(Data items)
※ ※ ※

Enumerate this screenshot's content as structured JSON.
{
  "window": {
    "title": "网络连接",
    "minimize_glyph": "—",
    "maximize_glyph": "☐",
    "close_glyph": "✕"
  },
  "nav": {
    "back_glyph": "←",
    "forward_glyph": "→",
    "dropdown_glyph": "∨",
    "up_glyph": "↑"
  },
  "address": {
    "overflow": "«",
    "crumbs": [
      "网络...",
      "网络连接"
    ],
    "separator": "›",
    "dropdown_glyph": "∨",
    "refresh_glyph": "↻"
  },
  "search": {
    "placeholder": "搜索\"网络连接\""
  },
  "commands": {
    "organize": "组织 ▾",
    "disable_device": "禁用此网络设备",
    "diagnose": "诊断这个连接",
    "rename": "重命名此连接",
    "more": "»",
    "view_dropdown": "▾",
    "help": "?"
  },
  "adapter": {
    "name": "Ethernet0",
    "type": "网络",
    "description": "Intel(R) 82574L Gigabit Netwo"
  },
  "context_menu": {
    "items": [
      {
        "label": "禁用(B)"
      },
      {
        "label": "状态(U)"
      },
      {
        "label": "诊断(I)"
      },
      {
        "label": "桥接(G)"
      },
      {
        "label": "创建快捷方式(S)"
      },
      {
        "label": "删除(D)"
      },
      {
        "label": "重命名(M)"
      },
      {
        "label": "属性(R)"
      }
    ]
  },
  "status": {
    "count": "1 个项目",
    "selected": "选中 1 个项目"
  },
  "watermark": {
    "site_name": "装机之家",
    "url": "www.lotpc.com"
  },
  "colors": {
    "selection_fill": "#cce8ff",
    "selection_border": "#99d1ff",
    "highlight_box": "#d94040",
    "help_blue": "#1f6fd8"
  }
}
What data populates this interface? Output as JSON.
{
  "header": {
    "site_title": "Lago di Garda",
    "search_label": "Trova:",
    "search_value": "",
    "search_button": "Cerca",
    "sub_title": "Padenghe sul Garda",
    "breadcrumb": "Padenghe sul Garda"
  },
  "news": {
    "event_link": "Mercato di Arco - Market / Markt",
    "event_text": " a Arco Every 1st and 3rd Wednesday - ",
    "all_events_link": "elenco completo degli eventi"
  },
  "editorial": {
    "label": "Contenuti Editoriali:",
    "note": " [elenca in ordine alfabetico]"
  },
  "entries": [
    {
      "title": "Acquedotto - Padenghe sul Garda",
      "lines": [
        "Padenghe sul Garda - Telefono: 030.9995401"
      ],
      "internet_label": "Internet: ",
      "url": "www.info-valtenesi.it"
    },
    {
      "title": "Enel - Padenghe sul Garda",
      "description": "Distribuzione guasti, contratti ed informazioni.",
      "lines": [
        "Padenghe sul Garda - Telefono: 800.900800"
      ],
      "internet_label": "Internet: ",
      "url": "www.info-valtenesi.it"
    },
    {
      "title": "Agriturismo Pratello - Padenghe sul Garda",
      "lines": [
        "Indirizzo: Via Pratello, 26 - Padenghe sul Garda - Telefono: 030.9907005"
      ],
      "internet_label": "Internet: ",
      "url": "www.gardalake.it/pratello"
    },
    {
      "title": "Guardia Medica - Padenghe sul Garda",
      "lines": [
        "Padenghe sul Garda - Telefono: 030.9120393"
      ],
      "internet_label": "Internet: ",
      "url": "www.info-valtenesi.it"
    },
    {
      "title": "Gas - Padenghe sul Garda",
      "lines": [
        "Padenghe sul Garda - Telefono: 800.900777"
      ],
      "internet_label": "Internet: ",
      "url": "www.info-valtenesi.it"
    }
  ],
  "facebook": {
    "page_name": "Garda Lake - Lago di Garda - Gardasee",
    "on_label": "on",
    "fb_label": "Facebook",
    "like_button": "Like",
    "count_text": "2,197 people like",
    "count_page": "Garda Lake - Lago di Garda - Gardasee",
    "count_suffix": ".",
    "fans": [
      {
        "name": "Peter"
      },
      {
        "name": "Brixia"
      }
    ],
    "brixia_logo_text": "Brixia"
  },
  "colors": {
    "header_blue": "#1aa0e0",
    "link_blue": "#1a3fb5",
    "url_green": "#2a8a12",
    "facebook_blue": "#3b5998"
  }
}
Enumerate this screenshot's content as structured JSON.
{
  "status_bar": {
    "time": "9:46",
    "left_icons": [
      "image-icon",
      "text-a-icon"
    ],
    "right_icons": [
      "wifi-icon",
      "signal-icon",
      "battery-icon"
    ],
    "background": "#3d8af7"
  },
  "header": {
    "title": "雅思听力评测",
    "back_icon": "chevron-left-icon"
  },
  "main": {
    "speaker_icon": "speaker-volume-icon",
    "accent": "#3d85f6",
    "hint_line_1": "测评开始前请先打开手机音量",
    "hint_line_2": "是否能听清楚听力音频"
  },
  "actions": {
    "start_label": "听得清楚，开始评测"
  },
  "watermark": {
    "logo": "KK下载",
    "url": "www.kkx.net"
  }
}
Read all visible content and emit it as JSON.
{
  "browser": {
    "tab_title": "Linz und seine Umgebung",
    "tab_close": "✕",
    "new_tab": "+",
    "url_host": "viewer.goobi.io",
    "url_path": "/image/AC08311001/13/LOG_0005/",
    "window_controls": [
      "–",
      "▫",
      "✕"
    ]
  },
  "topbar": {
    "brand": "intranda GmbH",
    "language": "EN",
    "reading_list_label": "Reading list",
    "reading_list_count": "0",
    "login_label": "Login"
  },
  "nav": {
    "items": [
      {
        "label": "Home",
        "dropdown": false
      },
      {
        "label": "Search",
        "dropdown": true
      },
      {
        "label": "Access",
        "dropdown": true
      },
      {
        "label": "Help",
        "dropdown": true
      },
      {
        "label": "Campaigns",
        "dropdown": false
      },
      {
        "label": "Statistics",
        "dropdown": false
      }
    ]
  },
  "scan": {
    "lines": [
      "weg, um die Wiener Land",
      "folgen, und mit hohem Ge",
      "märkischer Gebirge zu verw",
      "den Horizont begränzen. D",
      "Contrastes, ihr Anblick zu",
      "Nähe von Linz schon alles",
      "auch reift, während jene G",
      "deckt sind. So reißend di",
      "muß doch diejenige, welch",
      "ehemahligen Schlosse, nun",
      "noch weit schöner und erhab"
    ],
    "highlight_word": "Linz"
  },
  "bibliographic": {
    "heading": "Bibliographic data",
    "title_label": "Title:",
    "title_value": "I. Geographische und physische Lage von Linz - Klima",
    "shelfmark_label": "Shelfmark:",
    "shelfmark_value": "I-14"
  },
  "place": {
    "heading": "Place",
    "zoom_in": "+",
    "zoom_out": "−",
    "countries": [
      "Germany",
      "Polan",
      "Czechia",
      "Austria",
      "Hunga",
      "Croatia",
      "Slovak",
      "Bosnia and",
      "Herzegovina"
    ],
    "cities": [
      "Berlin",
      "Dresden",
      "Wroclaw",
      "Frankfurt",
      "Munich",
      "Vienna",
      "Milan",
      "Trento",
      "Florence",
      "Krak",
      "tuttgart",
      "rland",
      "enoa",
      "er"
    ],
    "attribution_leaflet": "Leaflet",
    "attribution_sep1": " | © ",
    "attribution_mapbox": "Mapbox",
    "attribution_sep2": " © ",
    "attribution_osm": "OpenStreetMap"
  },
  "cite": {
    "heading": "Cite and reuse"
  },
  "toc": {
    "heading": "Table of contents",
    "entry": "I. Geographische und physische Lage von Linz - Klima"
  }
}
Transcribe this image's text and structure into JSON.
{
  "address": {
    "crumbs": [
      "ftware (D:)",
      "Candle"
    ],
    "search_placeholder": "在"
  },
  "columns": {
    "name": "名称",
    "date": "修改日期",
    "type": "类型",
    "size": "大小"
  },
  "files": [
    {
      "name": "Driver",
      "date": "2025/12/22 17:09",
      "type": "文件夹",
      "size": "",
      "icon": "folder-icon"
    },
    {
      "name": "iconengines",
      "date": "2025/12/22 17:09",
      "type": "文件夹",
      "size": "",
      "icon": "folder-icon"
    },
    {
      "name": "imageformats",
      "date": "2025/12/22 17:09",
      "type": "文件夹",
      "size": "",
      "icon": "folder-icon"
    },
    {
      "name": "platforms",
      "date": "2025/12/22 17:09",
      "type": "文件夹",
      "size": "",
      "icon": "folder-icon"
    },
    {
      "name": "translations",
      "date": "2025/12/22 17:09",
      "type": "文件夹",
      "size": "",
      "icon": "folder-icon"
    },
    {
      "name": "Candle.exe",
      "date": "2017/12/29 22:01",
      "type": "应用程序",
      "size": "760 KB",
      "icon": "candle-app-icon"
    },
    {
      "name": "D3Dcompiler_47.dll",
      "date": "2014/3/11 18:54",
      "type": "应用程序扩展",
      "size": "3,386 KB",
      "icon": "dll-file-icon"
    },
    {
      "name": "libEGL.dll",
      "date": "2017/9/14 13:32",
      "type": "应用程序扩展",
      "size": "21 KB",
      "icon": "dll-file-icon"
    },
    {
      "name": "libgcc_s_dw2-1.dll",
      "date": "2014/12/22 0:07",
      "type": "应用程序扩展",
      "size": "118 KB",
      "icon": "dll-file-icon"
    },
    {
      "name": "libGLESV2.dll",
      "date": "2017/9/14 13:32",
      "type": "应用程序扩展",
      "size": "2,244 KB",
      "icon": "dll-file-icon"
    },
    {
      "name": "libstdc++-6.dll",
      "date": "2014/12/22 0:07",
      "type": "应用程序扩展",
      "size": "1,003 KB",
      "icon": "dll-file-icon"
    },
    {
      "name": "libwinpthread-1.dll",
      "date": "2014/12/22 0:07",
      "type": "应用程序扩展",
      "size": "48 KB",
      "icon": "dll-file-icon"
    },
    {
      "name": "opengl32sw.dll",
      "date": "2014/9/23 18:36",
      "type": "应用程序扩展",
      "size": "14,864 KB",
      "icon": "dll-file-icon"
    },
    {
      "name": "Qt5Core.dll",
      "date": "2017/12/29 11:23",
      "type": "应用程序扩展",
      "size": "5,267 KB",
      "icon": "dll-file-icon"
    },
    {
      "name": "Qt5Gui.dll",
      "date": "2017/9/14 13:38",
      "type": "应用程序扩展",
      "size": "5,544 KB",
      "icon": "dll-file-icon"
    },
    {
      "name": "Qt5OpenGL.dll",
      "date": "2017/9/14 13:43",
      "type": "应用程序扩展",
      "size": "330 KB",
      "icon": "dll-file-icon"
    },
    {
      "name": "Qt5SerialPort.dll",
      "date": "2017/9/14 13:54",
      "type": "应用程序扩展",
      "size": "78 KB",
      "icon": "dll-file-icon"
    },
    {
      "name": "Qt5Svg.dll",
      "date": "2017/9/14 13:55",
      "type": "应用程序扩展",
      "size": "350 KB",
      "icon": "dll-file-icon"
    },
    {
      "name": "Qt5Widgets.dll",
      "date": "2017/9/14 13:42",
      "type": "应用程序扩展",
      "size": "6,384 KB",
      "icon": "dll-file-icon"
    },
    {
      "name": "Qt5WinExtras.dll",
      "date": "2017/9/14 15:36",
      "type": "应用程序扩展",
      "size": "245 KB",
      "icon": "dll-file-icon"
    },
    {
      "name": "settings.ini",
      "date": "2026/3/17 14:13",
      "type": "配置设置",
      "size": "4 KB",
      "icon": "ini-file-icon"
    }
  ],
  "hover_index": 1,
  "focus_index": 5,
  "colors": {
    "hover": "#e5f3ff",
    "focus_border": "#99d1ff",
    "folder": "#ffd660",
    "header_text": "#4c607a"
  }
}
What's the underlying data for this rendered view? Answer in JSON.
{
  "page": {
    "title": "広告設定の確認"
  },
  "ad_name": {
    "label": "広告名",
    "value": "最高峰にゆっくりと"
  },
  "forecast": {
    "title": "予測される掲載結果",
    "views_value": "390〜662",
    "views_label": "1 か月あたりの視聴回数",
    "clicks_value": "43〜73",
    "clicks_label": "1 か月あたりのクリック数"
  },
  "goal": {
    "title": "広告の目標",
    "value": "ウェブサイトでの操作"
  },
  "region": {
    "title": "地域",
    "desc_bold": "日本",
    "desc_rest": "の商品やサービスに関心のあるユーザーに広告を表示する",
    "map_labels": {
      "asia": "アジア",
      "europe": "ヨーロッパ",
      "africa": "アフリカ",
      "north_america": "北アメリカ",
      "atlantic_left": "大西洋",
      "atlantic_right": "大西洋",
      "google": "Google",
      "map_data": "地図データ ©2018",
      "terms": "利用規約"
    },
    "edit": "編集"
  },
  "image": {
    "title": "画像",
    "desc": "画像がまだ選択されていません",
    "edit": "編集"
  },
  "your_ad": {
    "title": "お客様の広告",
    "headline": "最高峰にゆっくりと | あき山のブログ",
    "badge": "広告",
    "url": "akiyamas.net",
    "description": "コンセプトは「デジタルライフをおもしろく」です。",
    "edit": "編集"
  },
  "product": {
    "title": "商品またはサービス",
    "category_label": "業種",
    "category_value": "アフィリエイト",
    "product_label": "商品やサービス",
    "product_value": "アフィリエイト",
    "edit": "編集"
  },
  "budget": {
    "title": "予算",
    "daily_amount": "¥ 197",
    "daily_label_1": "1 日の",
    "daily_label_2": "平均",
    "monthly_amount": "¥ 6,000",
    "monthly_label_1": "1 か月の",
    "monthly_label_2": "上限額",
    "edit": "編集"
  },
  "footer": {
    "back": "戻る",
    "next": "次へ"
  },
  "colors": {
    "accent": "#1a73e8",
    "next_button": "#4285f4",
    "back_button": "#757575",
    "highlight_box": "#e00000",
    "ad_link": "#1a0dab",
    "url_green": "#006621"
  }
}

※ ※ ※

The task. Search the lines above for the string "JSON" and copy each line that has it.

Exercise solution.
Enumerate this screenshot's content as structured JSON.
What data populates this interface? Output as JSON.
Enumerate this screenshot's content as structured JSON.
Read all visible content and emit it as JSON.
Transcribe this image's text and structure into JSON.
What's the underlying data for this rendered view? Answer in JSON.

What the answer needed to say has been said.